*YOUR OBJECTIVE:* Return exactly the lines from the "Read this page and output its text content." line through the last line of the entries below. Include no pictures.

*RECORDS FOR THIS EXERCISE:*
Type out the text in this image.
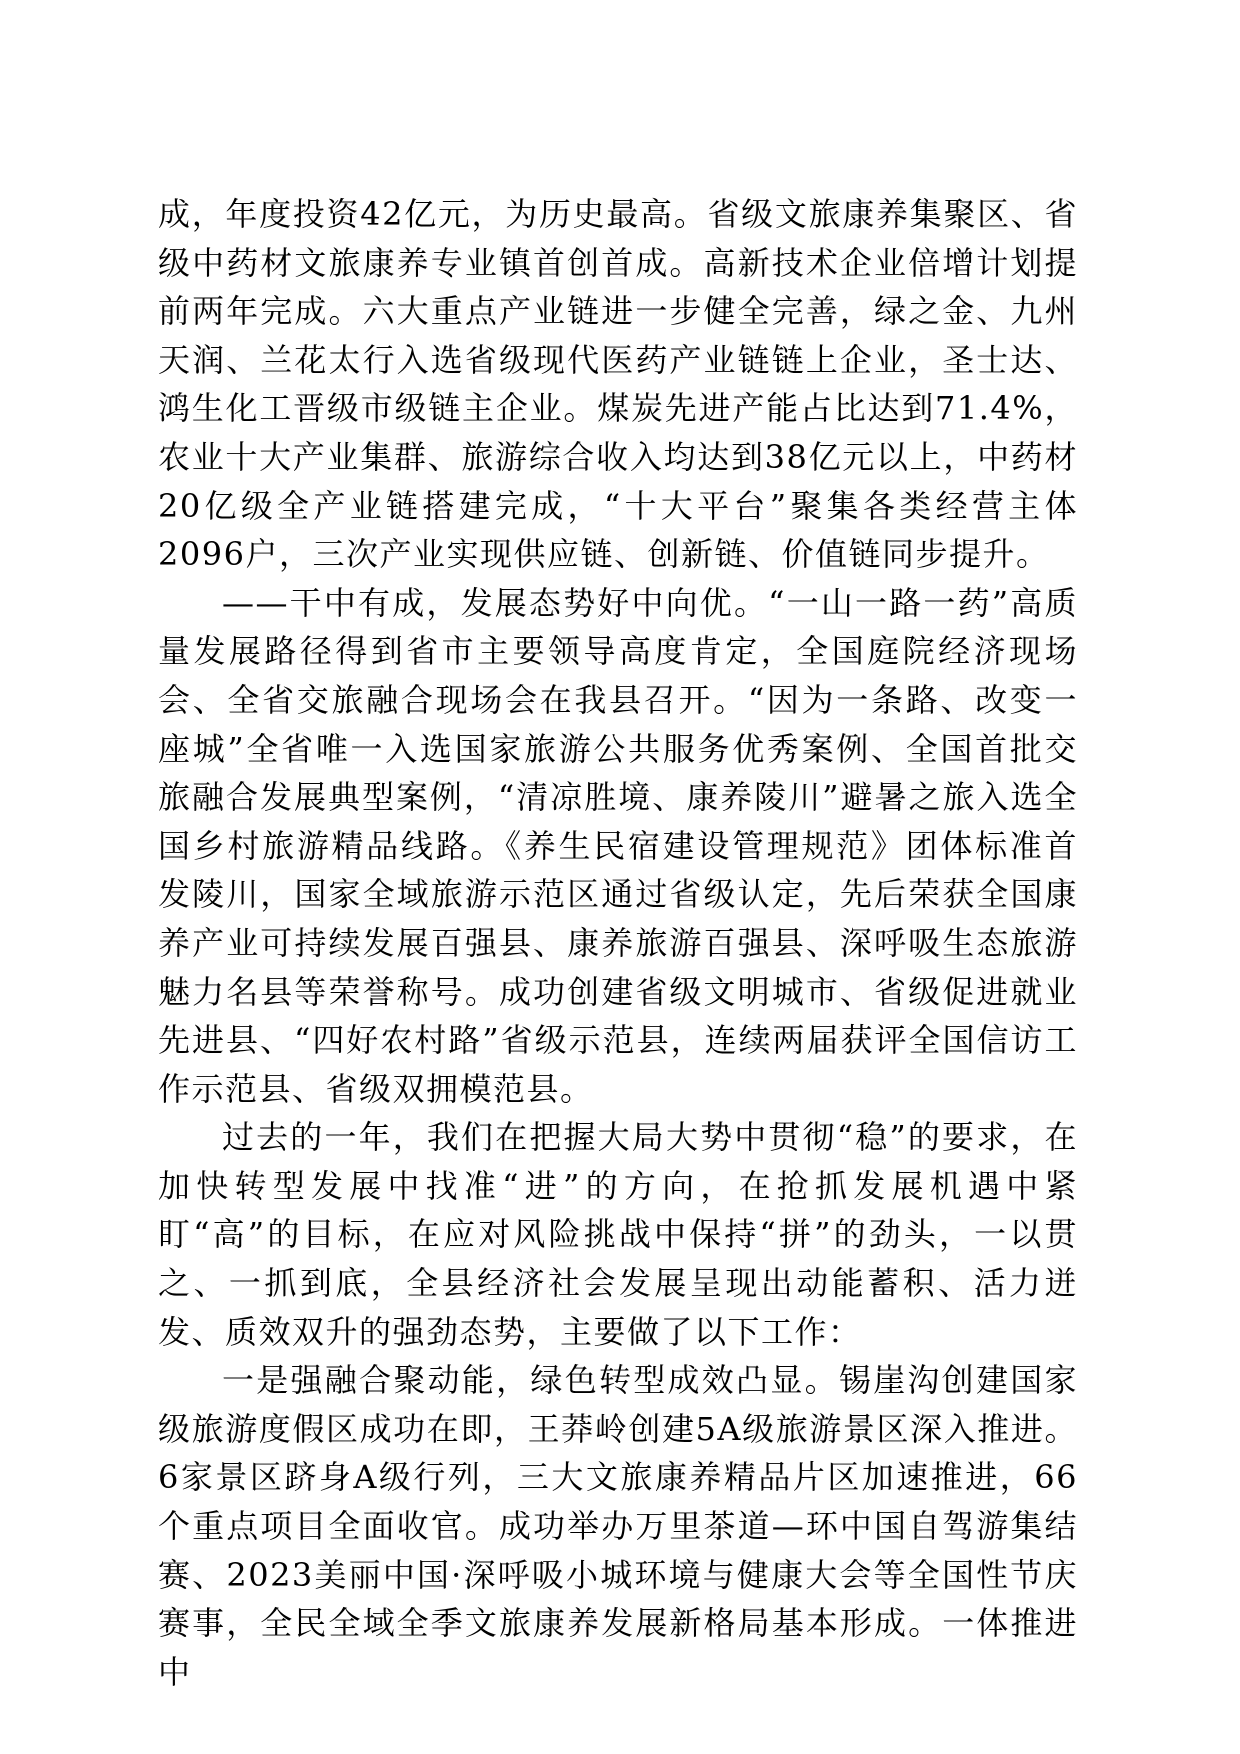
成，年度投资42亿元，为历史最高。省级文旅康养集聚区、省级中药材文旅康养专业镇首创首成。高新技术企业倍增计划提前两年完成。六大重点产业链进一步健全完善，绿之金、九州天润、兰花太行入选省级现代医药产业链链上企业，圣士达、鸿生化工晋级市级链主企业。煤炭先进产能占比达到71.4%，农业十大产业集群、旅游综合收入均达到38亿元以上，中药材20亿级全产业链搭建完成，“十大平台”聚集各类经营主体2096户，三次产业实现供应链、创新链、价值链同步提升。

——干中有成，发展态势好中向优。“一山一路一药”高质量发展路径得到省市主要领导高度肯定，全国庭院经济现场会、全省交旅融合现场会在我县召开。“因为一条路、改变一座城”全省唯一入选国家旅游公共服务优秀案例、全国首批交旅融合发展典型案例，“清凉胜境、康养陵川”避暑之旅入选全国乡村旅游精品线路。《养生民宿建设管理规范》团体标准首发陵川，国家全域旅游示范区通过省级认定，先后荣获全国康养产业可持续发展百强县、康养旅游百强县、深呼吸生态旅游魅力名县等荣誉称号。成功创建省级文明城市、省级促进就业先进县、“四好农村路”省级示范县，连续两届获评全国信访工作示范县、省级双拥模范县。

过去的一年，我们在把握大局大势中贯彻“稳”的要求，在加快转型发展中找准“进”的方向，在抢抓发展机遇中紧盯“高”的目标，在应对风险挑战中保持“拼”的劲头，一以贯之、一抓到底，全县经济社会发展呈现出动能蓄积、活力迸发、质效双升的强劲态势，主要做了以下工作：

一是强融合聚动能，绿色转型成效凸显。锡崖沟创建国家级旅游度假区成功在即，王莽岭创建5A级旅游景区深入推进。6家景区跻身A级行列，三大文旅康养精品片区加速推进，66个重点项目全面收官。成功举办万里茶道—环中国自驾游集结赛、2023美丽中国·深呼吸小城环境与健康大会等全国性节庆赛事，全民全域全季文旅康养发展新格局基本形成。一体推进中
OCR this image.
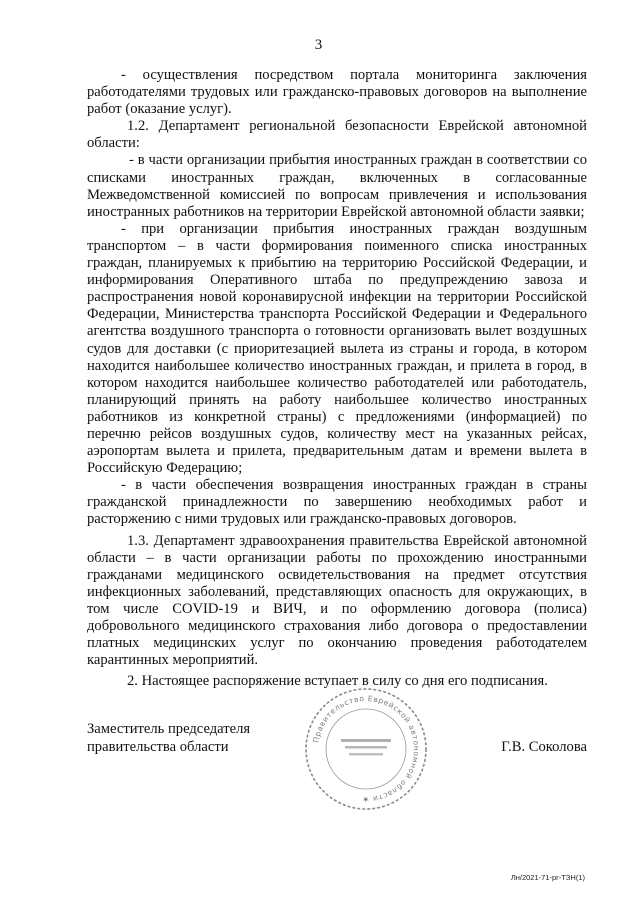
3

- осуществления посредством портала мониторинга заключения работодателями трудовых или гражданско-правовых договоров на выполнение работ (оказание услуг).

1.2. Департамент региональной безопасности Еврейской автономной области:

- в части организации прибытия иностранных граждан в соответствии со списками иностранных граждан, включенных в согласованные Межведомственной комиссией по вопросам привлечения и использования иностранных работников на территории Еврейской автономной области заявки;

- при организации прибытия иностранных граждан воздушным транспортом – в части формирования поименного списка иностранных граждан, планируемых к прибытию на территорию Российской Федерации, и информирования Оперативного штаба по предупреждению завоза и распространения новой коронавирусной инфекции на территории Российской Федерации, Министерства транспорта Российской Федерации и Федерального агентства воздушного транспорта о готовности организовать вылет воздушных судов для доставки (с приоритезацией вылета из страны и города, в котором находится наибольшее количество иностранных граждан, и прилета в город, в котором находится наибольшее количество работодателей или работодатель, планирующий принять на работу наибольшее количество иностранных работников из конкретной страны) с предложениями (информацией) по перечню рейсов воздушных судов, количеству мест на указанных рейсах, аэропортам вылета и прилета, предварительным датам и времени вылета в Российскую Федерацию;

- в части обеспечения возвращения иностранных граждан в страны гражданской принадлежности по завершению необходимых работ и расторжению с ними трудовых или гражданско-правовых договоров.

1.3. Департамент здравоохранения правительства Еврейской автономной области – в части организации работы по прохождению иностранными гражданами медицинского освидетельствования на предмет отсутствия инфекционных заболеваний, представляющих опасность для окружающих, в том числе COVID-19 и ВИЧ, и по оформлению договора (полиса) добровольного медицинского страхования либо договора о предоставлении платных медицинских услуг по окончанию проведения работодателем карантинных мероприятий.

2. Настоящее распоряжение вступает в силу со дня его подписания.

Правительство Еврейской автономной области ★
Заместитель председателя
правительства области	Г.В. Соколова
Лн/2021-71-рг-ТЗН(1)
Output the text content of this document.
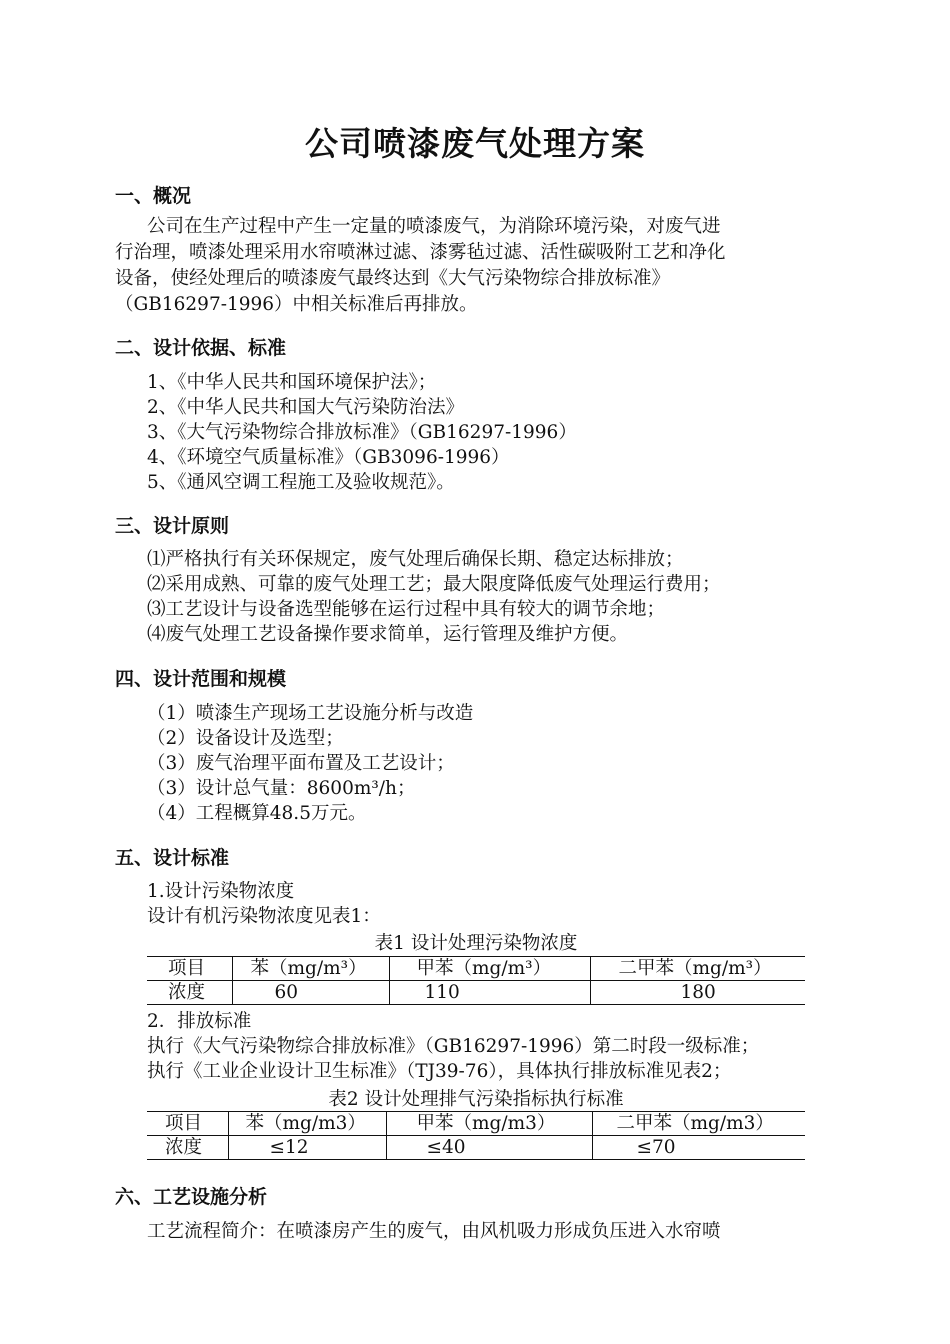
公司喷漆废气处理方案
一、概况
公司在生产过程中产生一定量的喷漆废气，为消除环境污染，对废气进
行治理，喷漆处理采用水帘喷淋过滤、漆雾毡过滤、活性碳吸附工艺和净化
设备，使经处理后的喷漆废气最终达到《大气污染物综合排放标准》
（GB16297-1996）中相关标准后再排放。
二、设计依据、标准
1、《中华人民共和国环境保护法》；
2、《中华人民共和国大气污染防治法》
3、《大气污染物综合排放标准》（GB16297-1996）
4、《环境空气质量标准》（GB3096-1996）
5、《通风空调工程施工及验收规范》。
三、设计原则
⑴严格执行有关环保规定，废气处理后确保长期、稳定达标排放；
⑵采用成熟、可靠的废气处理工艺；最大限度降低废气处理运行费用；
⑶工艺设计与设备选型能够在运行过程中具有较大的调节余地；
⑷废气处理工艺设备操作要求简单，运行管理及维护方便。
四、设计范围和规模
（1）喷漆生产现场工艺设施分析与改造
（2）设备设计及选型；
（3）废气治理平面布置及工艺设计；
（3）设计总气量：8600m³/h；
（4）工程概算48.5万元。
五、设计标准
1.设计污染物浓度
设计有机污染物浓度见表1：
表1 设计处理污染物浓度
项目	苯（mg/m³）	甲苯（mg/m³）	二甲苯（mg/m³）
浓度	60	110	180
2．排放标准
执行《大气污染物综合排放标准》（GB16297-1996）第二时段一级标准；
执行《工业企业设计卫生标准》（TJ39-76），具体执行排放标准见表2；
表2 设计处理排气污染指标执行标准
项目	苯（mg/m3）	甲苯（mg/m3）	二甲苯（mg/m3）
浓度	≤12	≤40	≤70
六、工艺设施分析
工艺流程简介：在喷漆房产生的废气，由风机吸力形成负压进入水帘喷
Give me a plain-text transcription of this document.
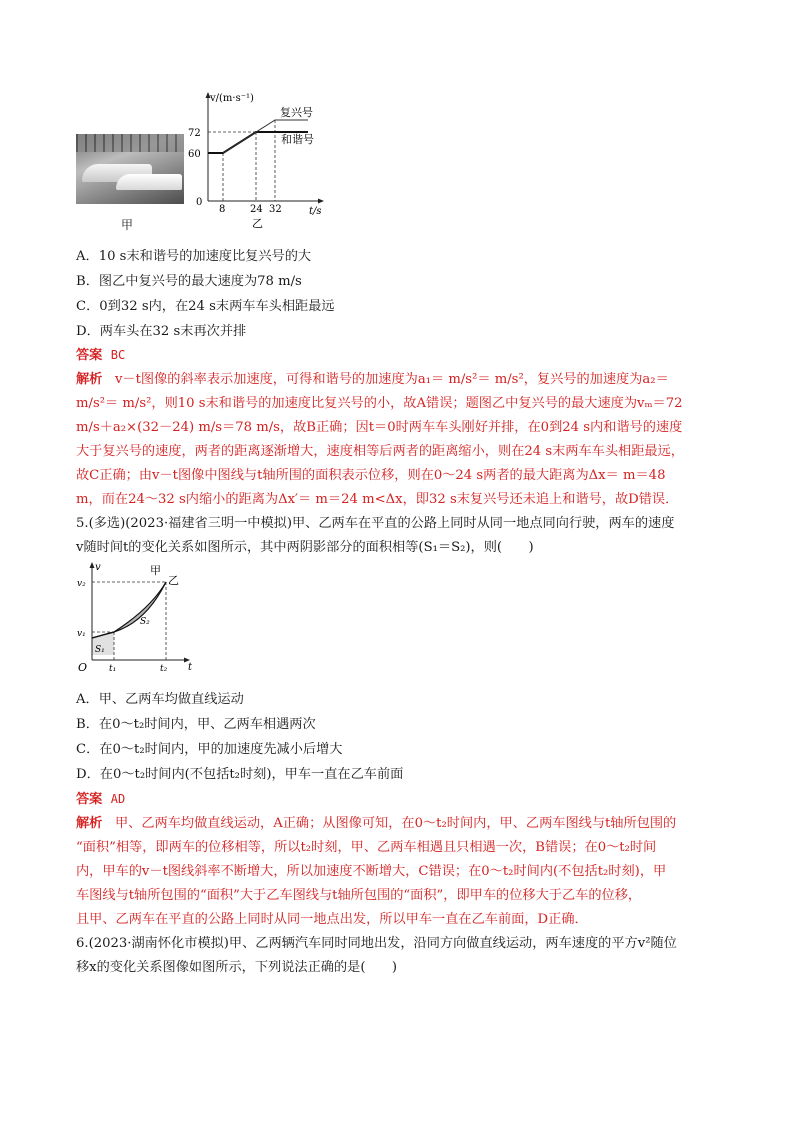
甲
v/(m·s⁻¹)
t/s
复兴号
和谐号
72
60
0
8 24 32
乙
A．10 s末和谐号的加速度比复兴号的大
B．图乙中复兴号的最大速度为78 m/s
C．0到32 s内，在24 s末两车车头相距最远
D．两车头在32 s末再次并排
答案 BC
解析 v－t图像的斜率表示加速度，可得和谐号的加速度为a₁＝ m/s²＝ m/s²，复兴号的加速度为a₂＝
m/s²＝ m/s²，则10 s末和谐号的加速度比复兴号的小，故A错误；题图乙中复兴号的最大速度为vₘ＝72
m/s＋a₂×(32－24) m/s＝78 m/s，故B正确；因t＝0时两车车头刚好并排，在0到24 s内和谐号的速度
大于复兴号的速度，两者的距离逐渐增大，速度相等后两者的距离缩小，则在24 s末两车车头相距最远，
故C正确；由v－t图像中图线与t轴所围的面积表示位移，则在0～24 s两者的最大距离为Δx＝ m＝48
m，而在24～32 s内缩小的距离为Δx′＝ m＝24 m<Δx，即32 s末复兴号还未追上和谐号，故D错误．
5.(多选)(2023·福建省三明一中模拟)甲、乙两车在平直的公路上同时从同一地点同向行驶，两车的速度
v随时间t的变化关系如图所示，其中两阴影部分的面积相等(S₁＝S₂)，则(　　)
v
t
O
v₂
v₁
t₁	t₂
S₁
S₂
甲
乙
A．甲、乙两车均做直线运动
B．在0～t₂时间内，甲、乙两车相遇两次
C．在0～t₂时间内，甲的加速度先减小后增大
D．在0～t₂时间内(不包括t₂时刻)，甲车一直在乙车前面
答案 AD
解析 甲、乙两车均做直线运动，A正确；从图像可知，在0～t₂时间内，甲、乙两车图线与t轴所包围的
“面积”相等，即两车的位移相等，所以t₂时刻，甲、乙两车相遇且只相遇一次，B错误；在0～t₂时间
内，甲车的v－t图线斜率不断增大，所以加速度不断增大，C错误；在0～t₂时间内(不包括t₂时刻)，甲
车图线与t轴所包围的“面积”大于乙车图线与t轴所包围的“面积”，即甲车的位移大于乙车的位移，
且甲、乙两车在平直的公路上同时从同一地点出发，所以甲车一直在乙车前面，D正确．
6.(2023·湖南怀化市模拟)甲、乙两辆汽车同时同地出发，沿同方向做直线运动，两车速度的平方v²随位
移x的变化关系图像如图所示，下列说法正确的是(　　)
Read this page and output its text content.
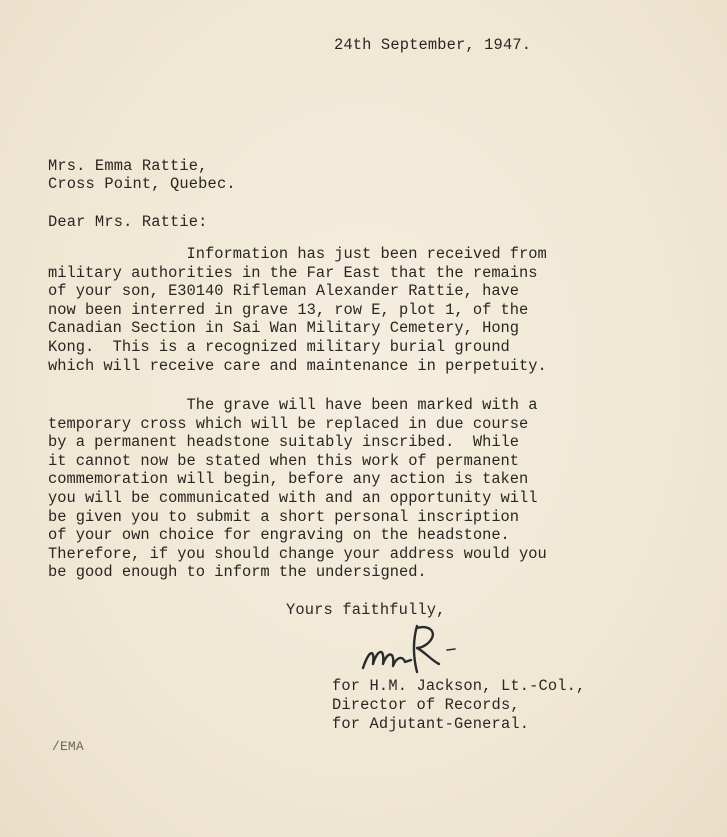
24th September, 1947.
Mrs. Emma Rattie,
Cross Point, Quebec.
Dear Mrs. Rattie:
Information has just been received from
military authorities in the Far East that the remains
of your son, E30140 Rifleman Alexander Rattie, have
now been interred in grave 13, row E, plot 1, of the
Canadian Section in Sai Wan Military Cemetery, Hong
Kong.  This is a recognized military burial ground
which will receive care and maintenance in perpetuity.
The grave will have been marked with a
temporary cross which will be replaced in due course
by a permanent headstone suitably inscribed.  While
it cannot now be stated when this work of permanent
commemoration will begin, before any action is taken
you will be communicated with and an opportunity will
be given you to submit a short personal inscription
of your own choice for engraving on the headstone.
Therefore, if you should change your address would you
be good enough to inform the undersigned.
Yours faithfully,
for H.M. Jackson, Lt.-Col.,
Director of Records,
for Adjutant-General.
/EMA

*IN RESPONSE:*
Read this page and output its text content.
24th September, 1947.
Mrs. Emma Rattie,
Cross Point, Quebec.
Dear Mrs. Rattie:
Information has just been received from
military authorities in the Far East that the remains
of your son, E30140 Rifleman Alexander Rattie, have
now been interred in grave 13, row E, plot 1, of the
Canadian Section in Sai Wan Military Cemetery, Hong
Kong.  This is a recognized military burial ground
which will receive care and maintenance in perpetuity.
The grave will have been marked with a
temporary cross which will be replaced in due course
by a permanent headstone suitably inscribed.  While
it cannot now be stated when this work of permanent
commemoration will begin, before any action is taken
you will be communicated with and an opportunity will
be given you to submit a short personal inscription
of your own choice for engraving on the headstone.
Therefore, if you should change your address would you
be good enough to inform the undersigned.
Yours faithfully,
for H.M. Jackson, Lt.-Col.,
Director of Records,
for Adjutant-General.
/EMA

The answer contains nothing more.